* _TO BE DONE_: Repeat, exactly and in full, the lines of the listing below, but without any pictures.

━━━━━━

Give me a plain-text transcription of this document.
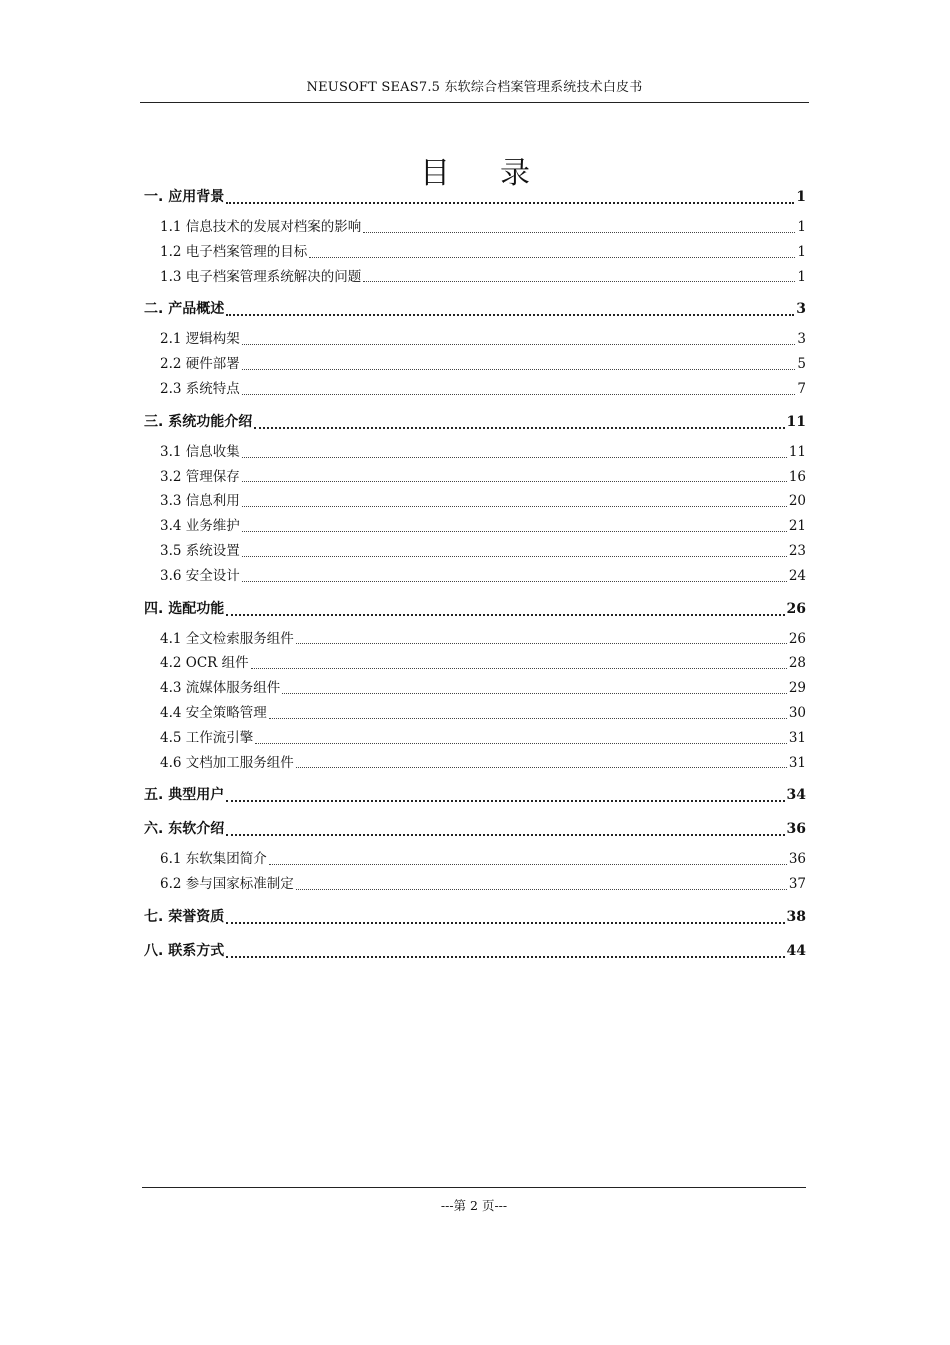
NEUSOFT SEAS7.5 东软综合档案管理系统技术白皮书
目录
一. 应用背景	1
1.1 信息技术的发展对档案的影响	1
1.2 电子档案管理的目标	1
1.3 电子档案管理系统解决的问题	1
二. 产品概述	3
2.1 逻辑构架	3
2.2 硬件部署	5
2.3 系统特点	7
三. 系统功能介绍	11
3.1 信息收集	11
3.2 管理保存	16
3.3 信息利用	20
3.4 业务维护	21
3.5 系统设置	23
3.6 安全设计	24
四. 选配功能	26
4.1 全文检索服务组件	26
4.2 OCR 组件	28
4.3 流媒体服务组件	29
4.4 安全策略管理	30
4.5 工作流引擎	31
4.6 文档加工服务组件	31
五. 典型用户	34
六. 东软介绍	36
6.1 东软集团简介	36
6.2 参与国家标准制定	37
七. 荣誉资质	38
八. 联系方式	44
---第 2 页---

━━━━━━

* _FINISHED ANSWER_:
Give me a plain-text transcription of this document.
NEUSOFT SEAS7.5 东软综合档案管理系统技术白皮书
目录
一. 应用背景	1
1.1 信息技术的发展对档案的影响	1
1.2 电子档案管理的目标	1
1.3 电子档案管理系统解决的问题	1
二. 产品概述	3
2.1 逻辑构架	3
2.2 硬件部署	5
2.3 系统特点	7
三. 系统功能介绍	11
3.1 信息收集	11
3.2 管理保存	16
3.3 信息利用	20
3.4 业务维护	21
3.5 系统设置	23
3.6 安全设计	24
四. 选配功能	26
4.1 全文检索服务组件	26
4.2 OCR 组件	28
4.3 流媒体服务组件	29
4.4 安全策略管理	30
4.5 工作流引擎	31
4.6 文档加工服务组件	31
五. 典型用户	34
六. 东软介绍	36
6.1 东软集团简介	36
6.2 参与国家标准制定	37
七. 荣誉资质	38
八. 联系方式	44
---第 2 页---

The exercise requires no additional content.